# INFORMATION SHOWN
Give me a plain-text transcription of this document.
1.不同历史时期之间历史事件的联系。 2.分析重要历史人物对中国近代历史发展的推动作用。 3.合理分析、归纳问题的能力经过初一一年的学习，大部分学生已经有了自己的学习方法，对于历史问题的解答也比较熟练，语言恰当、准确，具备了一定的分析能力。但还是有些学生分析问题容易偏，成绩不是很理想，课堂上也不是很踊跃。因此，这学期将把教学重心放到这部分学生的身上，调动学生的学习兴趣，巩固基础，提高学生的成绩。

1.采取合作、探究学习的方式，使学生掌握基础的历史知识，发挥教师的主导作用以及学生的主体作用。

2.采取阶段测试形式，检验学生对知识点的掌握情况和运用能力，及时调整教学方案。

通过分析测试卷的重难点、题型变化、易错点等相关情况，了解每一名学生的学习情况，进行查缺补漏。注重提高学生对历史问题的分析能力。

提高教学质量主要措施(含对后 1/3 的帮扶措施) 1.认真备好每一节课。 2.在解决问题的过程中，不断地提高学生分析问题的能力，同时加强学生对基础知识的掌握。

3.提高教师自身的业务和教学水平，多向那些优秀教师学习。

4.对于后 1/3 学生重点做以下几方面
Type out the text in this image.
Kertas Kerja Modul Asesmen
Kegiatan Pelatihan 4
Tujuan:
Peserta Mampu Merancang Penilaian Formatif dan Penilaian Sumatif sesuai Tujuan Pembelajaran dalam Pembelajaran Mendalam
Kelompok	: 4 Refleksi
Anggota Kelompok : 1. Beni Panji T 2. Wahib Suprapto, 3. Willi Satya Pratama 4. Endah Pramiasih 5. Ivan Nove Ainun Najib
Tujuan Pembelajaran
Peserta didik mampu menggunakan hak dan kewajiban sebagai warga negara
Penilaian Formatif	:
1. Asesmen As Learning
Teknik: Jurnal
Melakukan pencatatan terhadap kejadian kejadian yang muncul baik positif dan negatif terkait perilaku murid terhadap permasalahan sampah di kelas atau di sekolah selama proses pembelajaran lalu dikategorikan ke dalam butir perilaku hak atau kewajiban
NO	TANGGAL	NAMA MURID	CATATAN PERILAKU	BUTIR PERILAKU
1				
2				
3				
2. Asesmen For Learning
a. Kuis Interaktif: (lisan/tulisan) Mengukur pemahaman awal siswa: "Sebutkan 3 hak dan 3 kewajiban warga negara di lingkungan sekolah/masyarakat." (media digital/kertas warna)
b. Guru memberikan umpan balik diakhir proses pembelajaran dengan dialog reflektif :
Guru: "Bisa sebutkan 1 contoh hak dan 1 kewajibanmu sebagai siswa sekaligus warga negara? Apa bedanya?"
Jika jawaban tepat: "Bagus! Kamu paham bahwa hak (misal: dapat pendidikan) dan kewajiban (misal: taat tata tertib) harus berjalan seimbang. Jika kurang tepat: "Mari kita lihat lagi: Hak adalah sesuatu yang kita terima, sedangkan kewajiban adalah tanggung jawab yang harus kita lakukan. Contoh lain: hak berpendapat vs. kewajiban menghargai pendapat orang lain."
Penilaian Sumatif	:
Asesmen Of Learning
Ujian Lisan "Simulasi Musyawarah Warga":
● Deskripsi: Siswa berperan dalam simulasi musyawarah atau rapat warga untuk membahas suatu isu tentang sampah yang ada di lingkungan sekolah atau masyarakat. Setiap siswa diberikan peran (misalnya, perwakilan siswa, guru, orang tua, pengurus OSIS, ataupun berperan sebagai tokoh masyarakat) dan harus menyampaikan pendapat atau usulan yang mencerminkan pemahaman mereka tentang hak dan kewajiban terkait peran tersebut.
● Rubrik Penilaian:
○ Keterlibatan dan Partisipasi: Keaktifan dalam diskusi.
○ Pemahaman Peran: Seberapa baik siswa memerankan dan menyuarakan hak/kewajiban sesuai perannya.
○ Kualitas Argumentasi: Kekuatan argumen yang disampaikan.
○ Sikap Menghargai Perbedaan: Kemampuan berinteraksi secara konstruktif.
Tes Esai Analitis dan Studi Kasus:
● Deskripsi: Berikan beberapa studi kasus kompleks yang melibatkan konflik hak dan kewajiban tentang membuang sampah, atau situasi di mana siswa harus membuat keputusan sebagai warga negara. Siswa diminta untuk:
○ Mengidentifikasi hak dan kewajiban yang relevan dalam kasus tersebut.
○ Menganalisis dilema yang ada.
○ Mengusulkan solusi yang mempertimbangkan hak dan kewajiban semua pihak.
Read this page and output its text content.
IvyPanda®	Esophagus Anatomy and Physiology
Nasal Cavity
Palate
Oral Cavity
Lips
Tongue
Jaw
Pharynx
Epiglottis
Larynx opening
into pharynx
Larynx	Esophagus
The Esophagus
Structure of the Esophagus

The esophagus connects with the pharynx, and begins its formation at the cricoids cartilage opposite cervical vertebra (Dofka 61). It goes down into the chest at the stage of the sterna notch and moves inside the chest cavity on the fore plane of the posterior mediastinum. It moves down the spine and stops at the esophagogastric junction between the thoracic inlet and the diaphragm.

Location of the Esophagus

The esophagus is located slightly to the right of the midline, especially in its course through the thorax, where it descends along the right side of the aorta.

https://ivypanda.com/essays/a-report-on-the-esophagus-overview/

# TO BE DONE
Extract the full listing and reproduce each line exactly.

# COMPLETE ANSWER
Give me a plain-text transcription of this document.
1.不同历史时期之间历史事件的联系。 2.分析重要历史人物对中国近代历史发展的推动作用。 3.合理分析、归纳问题的能力经过初一一年的学习，大部分学生已经有了自己的学习方法，对于历史问题的解答也比较熟练，语言恰当、准确，具备了一定的分析能力。但还是有些学生分析问题容易偏，成绩不是很理想，课堂上也不是很踊跃。因此，这学期将把教学重心放到这部分学生的身上，调动学生的学习兴趣，巩固基础，提高学生的成绩。

1.采取合作、探究学习的方式，使学生掌握基础的历史知识，发挥教师的主导作用以及学生的主体作用。

2.采取阶段测试形式，检验学生对知识点的掌握情况和运用能力，及时调整教学方案。

通过分析测试卷的重难点、题型变化、易错点等相关情况，了解每一名学生的学习情况，进行查缺补漏。注重提高学生对历史问题的分析能力。

提高教学质量主要措施(含对后 1/3 的帮扶措施) 1.认真备好每一节课。 2.在解决问题的过程中，不断地提高学生分析问题的能力，同时加强学生对基础知识的掌握。

3.提高教师自身的业务和教学水平，多向那些优秀教师学习。

4.对于后 1/3 学生重点做以下几方面
Type out the text in this image.
Kertas Kerja Modul Asesmen
Kegiatan Pelatihan 4
Tujuan:
Peserta Mampu Merancang Penilaian Formatif dan Penilaian Sumatif sesuai Tujuan Pembelajaran dalam Pembelajaran Mendalam
Kelompok	: 4 Refleksi
Anggota Kelompok : 1. Beni Panji T 2. Wahib Suprapto, 3. Willi Satya Pratama 4. Endah Pramiasih 5. Ivan Nove Ainun Najib
Tujuan Pembelajaran
Peserta didik mampu menggunakan hak dan kewajiban sebagai warga negara
Penilaian Formatif	:
1. Asesmen As Learning
Teknik: Jurnal
Melakukan pencatatan terhadap kejadian kejadian yang muncul baik positif dan negatif terkait perilaku murid terhadap permasalahan sampah di kelas atau di sekolah selama proses pembelajaran lalu dikategorikan ke dalam butir perilaku hak atau kewajiban
NO	TANGGAL	NAMA MURID	CATATAN PERILAKU	BUTIR PERILAKU
1				
2				
3				
2. Asesmen For Learning
a. Kuis Interaktif: (lisan/tulisan) Mengukur pemahaman awal siswa: "Sebutkan 3 hak dan 3 kewajiban warga negara di lingkungan sekolah/masyarakat." (media digital/kertas warna)
b. Guru memberikan umpan balik diakhir proses pembelajaran dengan dialog reflektif :
Guru: "Bisa sebutkan 1 contoh hak dan 1 kewajibanmu sebagai siswa sekaligus warga negara? Apa bedanya?"
Jika jawaban tepat: "Bagus! Kamu paham bahwa hak (misal: dapat pendidikan) dan kewajiban (misal: taat tata tertib) harus berjalan seimbang. Jika kurang tepat: "Mari kita lihat lagi: Hak adalah sesuatu yang kita terima, sedangkan kewajiban adalah tanggung jawab yang harus kita lakukan. Contoh lain: hak berpendapat vs. kewajiban menghargai pendapat orang lain."
Penilaian Sumatif	:
Asesmen Of Learning
Ujian Lisan "Simulasi Musyawarah Warga":
● Deskripsi: Siswa berperan dalam simulasi musyawarah atau rapat warga untuk membahas suatu isu tentang sampah yang ada di lingkungan sekolah atau masyarakat. Setiap siswa diberikan peran (misalnya, perwakilan siswa, guru, orang tua, pengurus OSIS, ataupun berperan sebagai tokoh masyarakat) dan harus menyampaikan pendapat atau usulan yang mencerminkan pemahaman mereka tentang hak dan kewajiban terkait peran tersebut.
● Rubrik Penilaian:
○ Keterlibatan dan Partisipasi: Keaktifan dalam diskusi.
○ Pemahaman Peran: Seberapa baik siswa memerankan dan menyuarakan hak/kewajiban sesuai perannya.
○ Kualitas Argumentasi: Kekuatan argumen yang disampaikan.
○ Sikap Menghargai Perbedaan: Kemampuan berinteraksi secara konstruktif.
Tes Esai Analitis dan Studi Kasus:
● Deskripsi: Berikan beberapa studi kasus kompleks yang melibatkan konflik hak dan kewajiban tentang membuang sampah, atau situasi di mana siswa harus membuat keputusan sebagai warga negara. Siswa diminta untuk:
○ Mengidentifikasi hak dan kewajiban yang relevan dalam kasus tersebut.
○ Menganalisis dilema yang ada.
○ Mengusulkan solusi yang mempertimbangkan hak dan kewajiban semua pihak.
Read this page and output its text content.
IvyPanda®	Esophagus Anatomy and Physiology
Nasal Cavity
Palate
Oral Cavity
Lips
Tongue
Jaw
Pharynx
Epiglottis
Larynx opening
into pharynx
Larynx	Esophagus
The Esophagus
Structure of the Esophagus

The esophagus connects with the pharynx, and begins its formation at the cricoids cartilage opposite cervical vertebra (Dofka 61). It goes down into the chest at the stage of the sterna notch and moves inside the chest cavity on the fore plane of the posterior mediastinum. It moves down the spine and stops at the esophagogastric junction between the thoracic inlet and the diaphragm.

Location of the Esophagus

The esophagus is located slightly to the right of the midline, especially in its course through the thorax, where it descends along the right side of the aorta.

https://ivypanda.com/essays/a-report-on-the-esophagus-overview/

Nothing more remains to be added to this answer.